= What needs to be done =
Write out the listing below without alteration, omitting its pictures.

Extracted records
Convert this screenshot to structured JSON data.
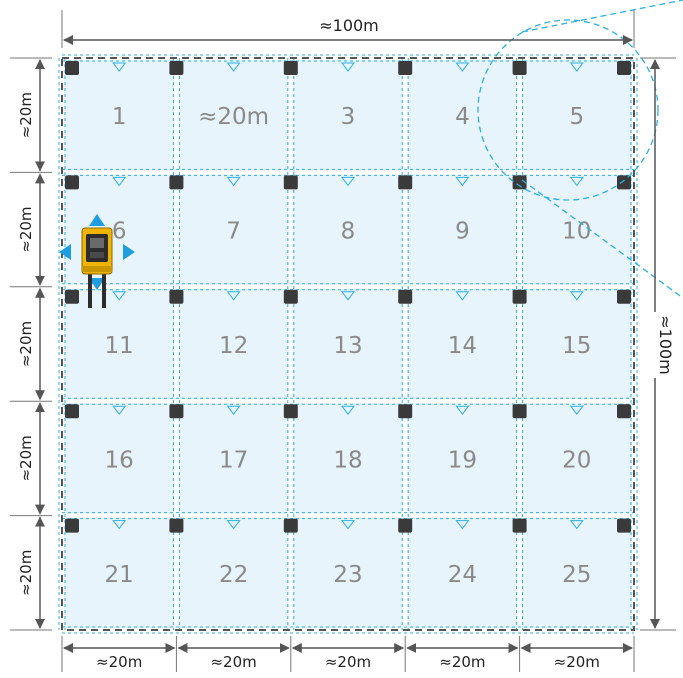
{
  "dimensions": {
    "top": "≈100m",
    "right": "≈100m",
    "cell_size": "≈20m",
    "left_rows": [
      "≈20m",
      "≈20m",
      "≈20m",
      "≈20m",
      "≈20m"
    ],
    "bottom_cols": [
      "≈20m",
      "≈20m",
      "≈20m",
      "≈20m",
      "≈20m"
    ]
  },
  "cells": [
    "1",
    "≈20m",
    "3",
    "4",
    "5",
    "6",
    "7",
    "8",
    "9",
    "10",
    "11",
    "12",
    "13",
    "14",
    "15",
    "16",
    "17",
    "18",
    "19",
    "20",
    "21",
    "22",
    "23",
    "24",
    "25"
  ],
  "grid": {
    "rows": 5,
    "cols": 5
  },
  "colors": {
    "cell_fill": "#e8f4fb",
    "dashed_blue": "#2bb0e0",
    "post": "#3a3a3a",
    "border_dashed": "#555555",
    "dimension": "#555555",
    "cell_text": "#8a8a8a",
    "robot_body": "#f0b400",
    "robot_arrow": "#1e9de0"
  },
  "icons": [
    "robot-icon",
    "direction-arrows",
    "camera-coverage-zone"
  ]
}
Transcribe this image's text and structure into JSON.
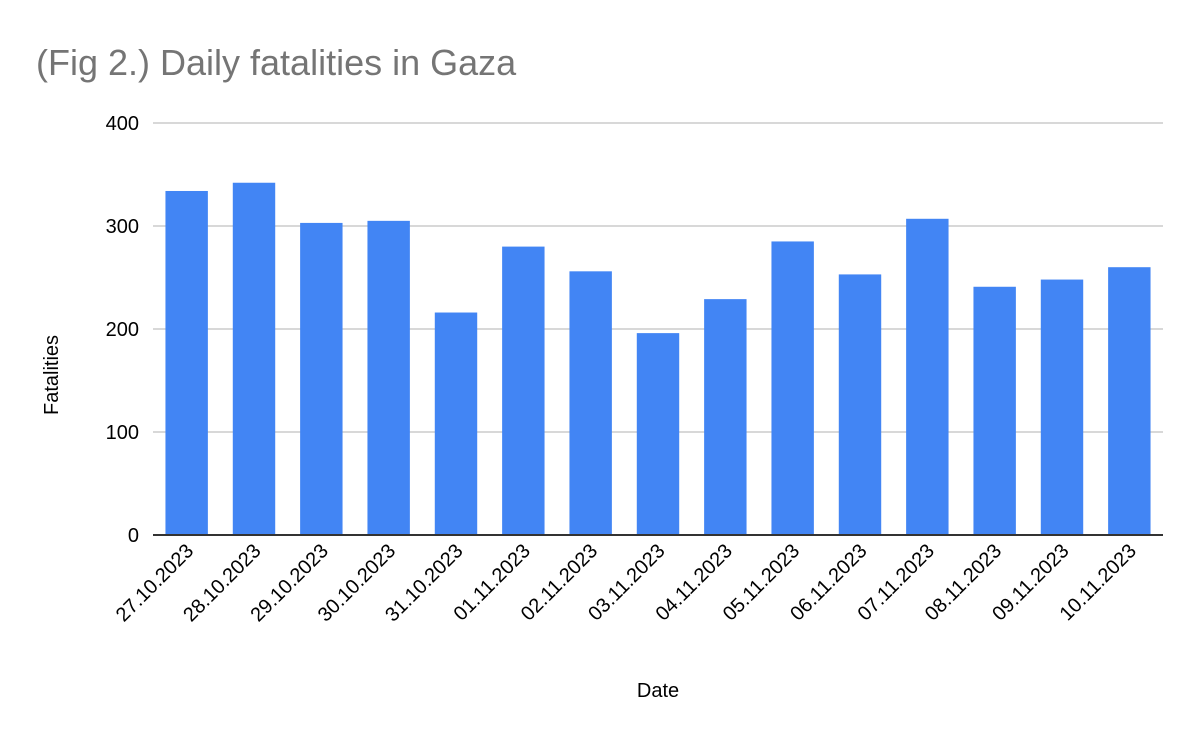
{
  "chart_data": {
    "type": "bar",
    "title": "(Fig 2.) Daily fatalities in Gaza",
    "xlabel": "Date",
    "ylabel": "Fatalities",
    "categories": [
      "27.10.2023",
      "28.10.2023",
      "29.10.2023",
      "30.10.2023",
      "31.10.2023",
      "01.11.2023",
      "02.11.2023",
      "03.11.2023",
      "04.11.2023",
      "05.11.2023",
      "06.11.2023",
      "07.11.2023",
      "08.11.2023",
      "09.11.2023",
      "10.11.2023"
    ],
    "values": [
      334,
      342,
      303,
      305,
      216,
      280,
      256,
      196,
      229,
      285,
      253,
      307,
      241,
      248,
      260
    ],
    "ylim": [
      0,
      400
    ],
    "yticks": [
      0,
      100,
      200,
      300,
      400
    ],
    "grid": true,
    "legend": "none",
    "colors": {
      "bar": "#4285f4",
      "grid": "#cccccc",
      "axis": "#333333",
      "title": "#757575"
    }
  }
}
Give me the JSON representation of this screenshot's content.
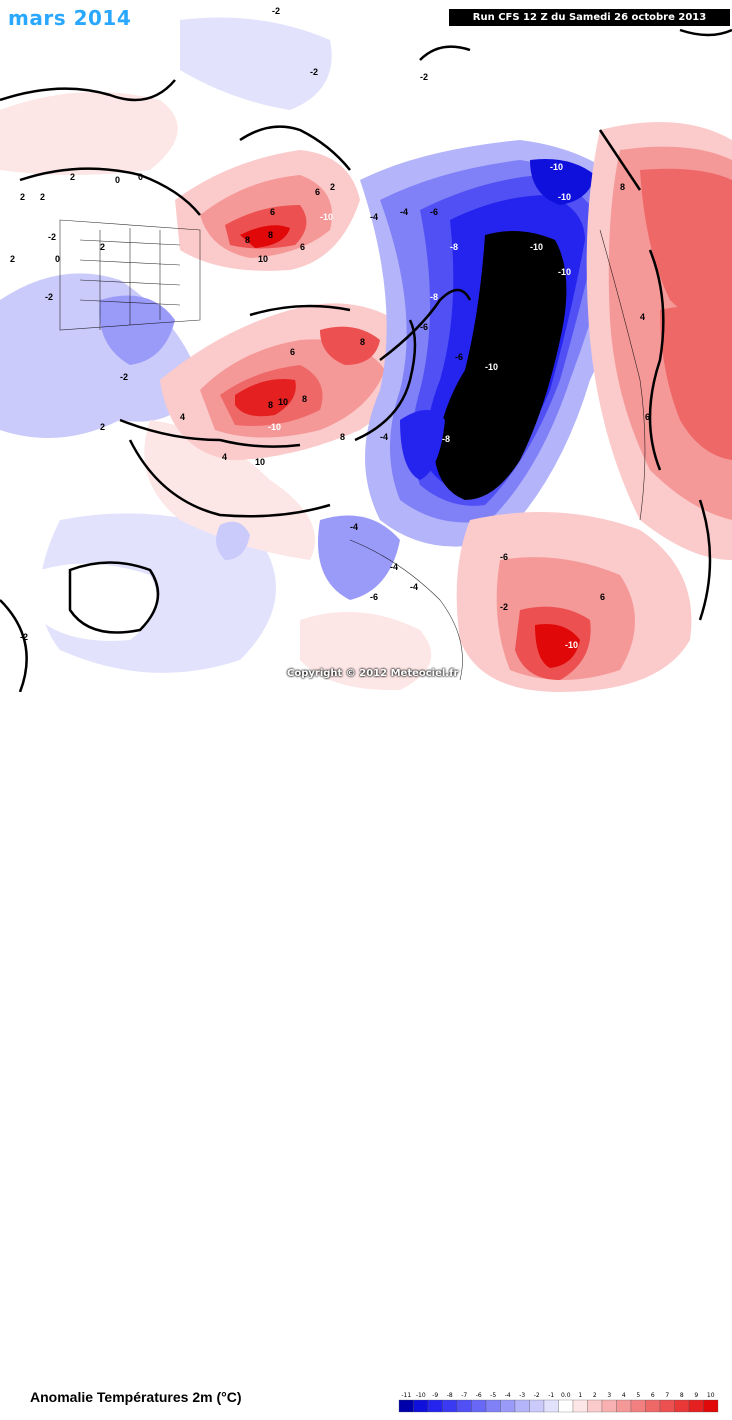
{
  "title": "mars 2014",
  "run_label": "Run CFS 12 Z du Samedi 26 octobre 2013",
  "copyright": "Copyright © 2012 Meteociel.fr",
  "subtitle": "Anomalie Températures 2m (°C)",
  "colors": {
    "title": "#2aa7ff",
    "very_cold": "#000000",
    "cold_blue": "#1f1fe6",
    "warm_red": "#e83838"
  },
  "legend": {
    "labels": [
      "-11",
      "-10",
      "-9",
      "-8",
      "-7",
      "-6",
      "-5",
      "-4",
      "-3",
      "-2",
      "-1",
      "0.0",
      "1",
      "2",
      "3",
      "4",
      "5",
      "6",
      "7",
      "8",
      "9",
      "10"
    ],
    "colors": [
      "#0000aa",
      "#1010dd",
      "#2424ee",
      "#3a3af2",
      "#5050f5",
      "#6868f6",
      "#8080f7",
      "#9a9af8",
      "#b4b4fa",
      "#cacafb",
      "#e2e2fd",
      "#ffffff",
      "#fde6e6",
      "#fbcaca",
      "#f8b0b0",
      "#f59898",
      "#f28080",
      "#ef6868",
      "#ec5050",
      "#e83838",
      "#e42020",
      "#e00808"
    ]
  },
  "map_labels": [
    "-2",
    "-2",
    "2",
    "0",
    "2",
    "2",
    "0",
    "-2",
    "-2",
    "0",
    "2",
    "-2",
    "2",
    "2",
    "6",
    "6",
    "8",
    "10",
    "-10",
    "8",
    "6",
    "8",
    "6",
    "8",
    "-4",
    "-6",
    "-8",
    "-10",
    "-10",
    "-10",
    "-10",
    "-8",
    "-10",
    "-6",
    "-4",
    "-6",
    "-4",
    "8",
    "8",
    "10",
    "-10",
    "10",
    "4",
    "-8",
    "-4",
    "-6",
    "-4",
    "-2",
    "6",
    "8",
    "-10",
    "-2",
    "4",
    "6",
    "-4",
    "-6",
    "4",
    "-2",
    "2"
  ]
}
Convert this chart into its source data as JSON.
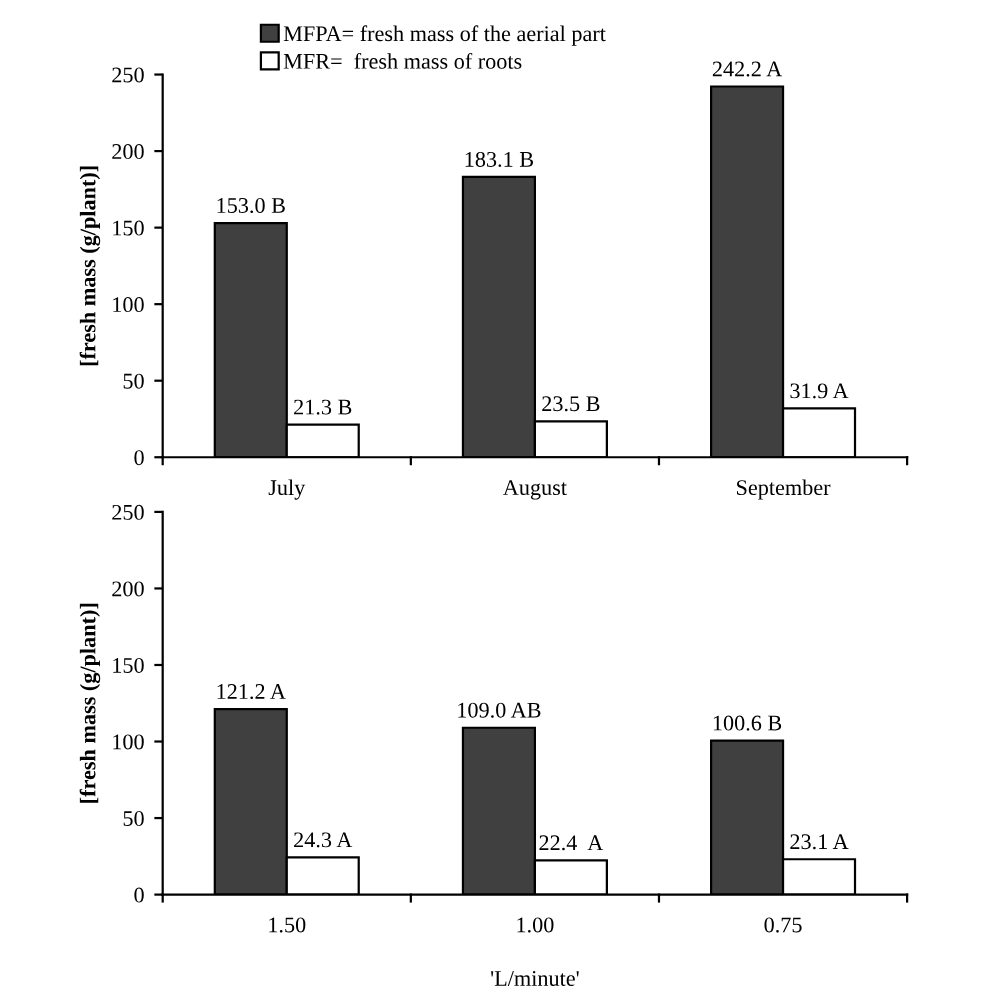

= Reply =
Convert this screenshot to structured JSON data.
{
  "dimensions": {
    "top": "≈100m",
    "right": "≈100m",
    "cell_size": "≈20m",
    "left_rows": [
      "≈20m",
      "≈20m",
      "≈20m",
      "≈20m",
      "≈20m"
    ],
    "bottom_cols": [
      "≈20m",
      "≈20m",
      "≈20m",
      "≈20m",
      "≈20m"
    ]
  },
  "cells": [
    "1",
    "≈20m",
    "3",
    "4",
    "5",
    "6",
    "7",
    "8",
    "9",
    "10",
    "11",
    "12",
    "13",
    "14",
    "15",
    "16",
    "17",
    "18",
    "19",
    "20",
    "21",
    "22",
    "23",
    "24",
    "25"
  ],
  "grid": {
    "rows": 5,
    "cols": 5
  },
  "colors": {
    "cell_fill": "#e8f4fb",
    "dashed_blue": "#2bb0e0",
    "post": "#3a3a3a",
    "border_dashed": "#555555",
    "dimension": "#555555",
    "cell_text": "#8a8a8a",
    "robot_body": "#f0b400",
    "robot_arrow": "#1e9de0"
  },
  "icons": [
    "robot-icon",
    "direction-arrows",
    "camera-coverage-zone"
  ]
}
Transcribe this image's text and structure into JSON.
{
  "chart_data": {
    "type": "bar",
    "title": "(Fig 2.) Daily fatalities in Gaza",
    "xlabel": "Date",
    "ylabel": "Fatalities",
    "categories": [
      "27.10.2023",
      "28.10.2023",
      "29.10.2023",
      "30.10.2023",
      "31.10.2023",
      "01.11.2023",
      "02.11.2023",
      "03.11.2023",
      "04.11.2023",
      "05.11.2023",
      "06.11.2023",
      "07.11.2023",
      "08.11.2023",
      "09.11.2023",
      "10.11.2023"
    ],
    "values": [
      334,
      342,
      303,
      305,
      216,
      280,
      256,
      196,
      229,
      285,
      253,
      307,
      241,
      248,
      260
    ],
    "ylim": [
      0,
      400
    ],
    "yticks": [
      0,
      100,
      200,
      300,
      400
    ],
    "grid": true,
    "legend": "none",
    "colors": {
      "bar": "#4285f4",
      "grid": "#cccccc",
      "axis": "#333333",
      "title": "#757575"
    }
  }
}
Give me the JSON representation of this screenshot's content.
{
  "title": "mars 2014",
  "run_label": "Run CFS 12 Z du Samedi 26 octobre 2013",
  "copyright": "Copyright © 2012 Meteociel.fr",
  "subtitle": "Anomalie Températures 2m (°C)",
  "colors": {
    "title": "#2aa7ff",
    "very_cold": "#000000",
    "cold_blue": "#1f1fe6",
    "warm_red": "#e83838"
  },
  "legend": {
    "labels": [
      "-11",
      "-10",
      "-9",
      "-8",
      "-7",
      "-6",
      "-5",
      "-4",
      "-3",
      "-2",
      "-1",
      "0.0",
      "1",
      "2",
      "3",
      "4",
      "5",
      "6",
      "7",
      "8",
      "9",
      "10"
    ],
    "colors": [
      "#0000aa",
      "#1010dd",
      "#2424ee",
      "#3a3af2",
      "#5050f5",
      "#6868f6",
      "#8080f7",
      "#9a9af8",
      "#b4b4fa",
      "#cacafb",
      "#e2e2fd",
      "#ffffff",
      "#fde6e6",
      "#fbcaca",
      "#f8b0b0",
      "#f59898",
      "#f28080",
      "#ef6868",
      "#ec5050",
      "#e83838",
      "#e42020",
      "#e00808"
    ]
  },
  "map_labels": [
    "-2",
    "-2",
    "2",
    "0",
    "2",
    "2",
    "0",
    "-2",
    "-2",
    "0",
    "2",
    "-2",
    "2",
    "2",
    "6",
    "6",
    "8",
    "10",
    "-10",
    "8",
    "6",
    "8",
    "6",
    "8",
    "-4",
    "-6",
    "-8",
    "-10",
    "-10",
    "-10",
    "-10",
    "-8",
    "-10",
    "-6",
    "-4",
    "-6",
    "-4",
    "8",
    "8",
    "10",
    "-10",
    "10",
    "4",
    "-8",
    "-4",
    "-6",
    "-4",
    "-2",
    "6",
    "8",
    "-10",
    "-2",
    "4",
    "6",
    "-4",
    "-6",
    "4",
    "-2",
    "2"
  ]
}
Convert this chart into its source data as JSON.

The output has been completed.